Omit the images. Reproduce each line of the records exactly as it appears.
*** The input ***
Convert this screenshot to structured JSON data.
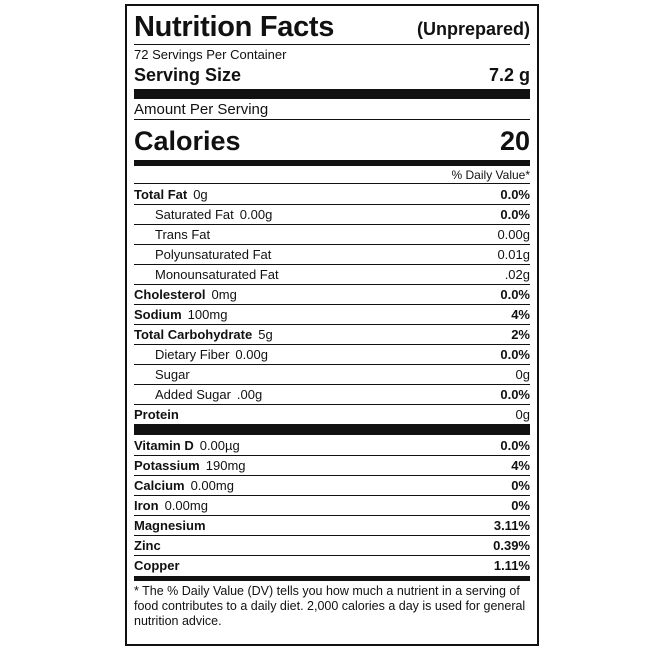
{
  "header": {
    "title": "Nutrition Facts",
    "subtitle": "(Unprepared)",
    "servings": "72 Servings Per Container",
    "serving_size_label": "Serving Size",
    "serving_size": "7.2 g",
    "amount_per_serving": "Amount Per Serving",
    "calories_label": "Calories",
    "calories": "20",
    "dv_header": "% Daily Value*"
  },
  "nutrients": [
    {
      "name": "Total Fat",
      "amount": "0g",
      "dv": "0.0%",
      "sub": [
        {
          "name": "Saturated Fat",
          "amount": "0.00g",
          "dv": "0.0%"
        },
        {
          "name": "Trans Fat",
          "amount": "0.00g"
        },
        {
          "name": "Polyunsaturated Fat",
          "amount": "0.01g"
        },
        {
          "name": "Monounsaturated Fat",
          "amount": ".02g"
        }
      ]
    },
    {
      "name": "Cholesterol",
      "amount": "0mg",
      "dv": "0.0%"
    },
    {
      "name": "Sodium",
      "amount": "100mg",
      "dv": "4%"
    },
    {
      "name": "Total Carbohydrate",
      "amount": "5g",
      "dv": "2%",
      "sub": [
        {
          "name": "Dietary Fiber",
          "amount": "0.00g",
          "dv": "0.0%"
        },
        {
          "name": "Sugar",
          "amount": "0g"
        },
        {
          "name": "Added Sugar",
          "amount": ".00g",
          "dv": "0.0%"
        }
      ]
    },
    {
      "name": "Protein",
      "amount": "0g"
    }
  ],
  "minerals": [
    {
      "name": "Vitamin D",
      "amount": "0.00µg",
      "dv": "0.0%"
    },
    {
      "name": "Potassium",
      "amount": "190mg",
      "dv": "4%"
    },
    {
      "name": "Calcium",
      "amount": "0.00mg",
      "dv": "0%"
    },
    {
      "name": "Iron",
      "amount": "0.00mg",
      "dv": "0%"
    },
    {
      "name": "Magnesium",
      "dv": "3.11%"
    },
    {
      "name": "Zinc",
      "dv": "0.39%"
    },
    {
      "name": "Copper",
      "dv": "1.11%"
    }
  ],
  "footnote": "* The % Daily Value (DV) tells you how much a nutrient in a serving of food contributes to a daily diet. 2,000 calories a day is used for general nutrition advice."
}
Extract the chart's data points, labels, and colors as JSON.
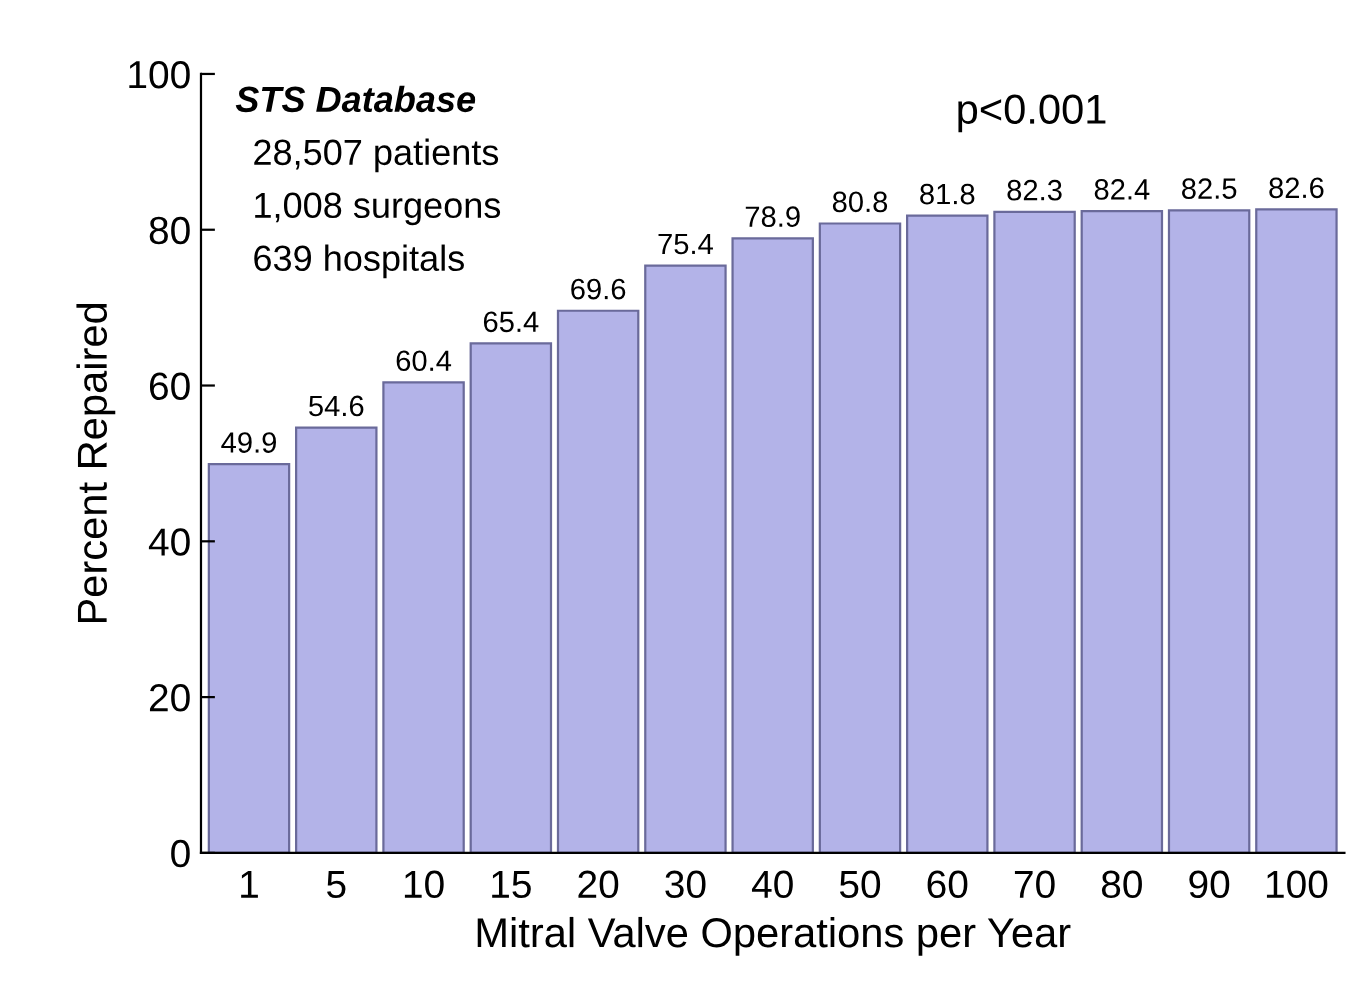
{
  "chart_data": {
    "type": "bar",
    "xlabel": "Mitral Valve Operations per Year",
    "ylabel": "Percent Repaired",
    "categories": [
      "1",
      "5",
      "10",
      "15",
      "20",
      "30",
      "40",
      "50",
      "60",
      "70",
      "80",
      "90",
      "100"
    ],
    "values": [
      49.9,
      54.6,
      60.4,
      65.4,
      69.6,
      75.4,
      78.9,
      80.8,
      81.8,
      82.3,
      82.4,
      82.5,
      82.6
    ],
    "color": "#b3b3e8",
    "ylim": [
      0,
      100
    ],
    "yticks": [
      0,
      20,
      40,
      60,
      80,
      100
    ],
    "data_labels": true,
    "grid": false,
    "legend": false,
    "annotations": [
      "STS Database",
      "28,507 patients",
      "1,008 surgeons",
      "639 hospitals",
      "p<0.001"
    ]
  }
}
***
(Task output)
Convert this screenshot to structured JSON data.
{
  "header": {
    "title": "Nutrition Facts",
    "subtitle": "(Unprepared)",
    "servings": "72 Servings Per Container",
    "serving_size_label": "Serving Size",
    "serving_size": "7.2 g",
    "amount_per_serving": "Amount Per Serving",
    "calories_label": "Calories",
    "calories": "20",
    "dv_header": "% Daily Value*"
  },
  "nutrients": [
    {
      "name": "Total Fat",
      "amount": "0g",
      "dv": "0.0%",
      "sub": [
        {
          "name": "Saturated Fat",
          "amount": "0.00g",
          "dv": "0.0%"
        },
        {
          "name": "Trans Fat",
          "amount": "0.00g"
        },
        {
          "name": "Polyunsaturated Fat",
          "amount": "0.01g"
        },
        {
          "name": "Monounsaturated Fat",
          "amount": ".02g"
        }
      ]
    },
    {
      "name": "Cholesterol",
      "amount": "0mg",
      "dv": "0.0%"
    },
    {
      "name": "Sodium",
      "amount": "100mg",
      "dv": "4%"
    },
    {
      "name": "Total Carbohydrate",
      "amount": "5g",
      "dv": "2%",
      "sub": [
        {
          "name": "Dietary Fiber",
          "amount": "0.00g",
          "dv": "0.0%"
        },
        {
          "name": "Sugar",
          "amount": "0g"
        },
        {
          "name": "Added Sugar",
          "amount": ".00g",
          "dv": "0.0%"
        }
      ]
    },
    {
      "name": "Protein",
      "amount": "0g"
    }
  ],
  "minerals": [
    {
      "name": "Vitamin D",
      "amount": "0.00µg",
      "dv": "0.0%"
    },
    {
      "name": "Potassium",
      "amount": "190mg",
      "dv": "4%"
    },
    {
      "name": "Calcium",
      "amount": "0.00mg",
      "dv": "0%"
    },
    {
      "name": "Iron",
      "amount": "0.00mg",
      "dv": "0%"
    },
    {
      "name": "Magnesium",
      "dv": "3.11%"
    },
    {
      "name": "Zinc",
      "dv": "0.39%"
    },
    {
      "name": "Copper",
      "dv": "1.11%"
    }
  ],
  "footnote": "* The % Daily Value (DV) tells you how much a nutrient in a serving of food contributes to a daily diet. 2,000 calories a day is used for general nutrition advice."
}
Extract the chart's data points, labels, and colors as JSON.
{
  "chart_data": {
    "type": "bar",
    "xlabel": "Mitral Valve Operations per Year",
    "ylabel": "Percent Repaired",
    "categories": [
      "1",
      "5",
      "10",
      "15",
      "20",
      "30",
      "40",
      "50",
      "60",
      "70",
      "80",
      "90",
      "100"
    ],
    "values": [
      49.9,
      54.6,
      60.4,
      65.4,
      69.6,
      75.4,
      78.9,
      80.8,
      81.8,
      82.3,
      82.4,
      82.5,
      82.6
    ],
    "color": "#b3b3e8",
    "ylim": [
      0,
      100
    ],
    "yticks": [
      0,
      20,
      40,
      60,
      80,
      100
    ],
    "data_labels": true,
    "grid": false,
    "legend": false,
    "annotations": [
      "STS Database",
      "28,507 patients",
      "1,008 surgeons",
      "639 hospitals",
      "p<0.001"
    ]
  }
}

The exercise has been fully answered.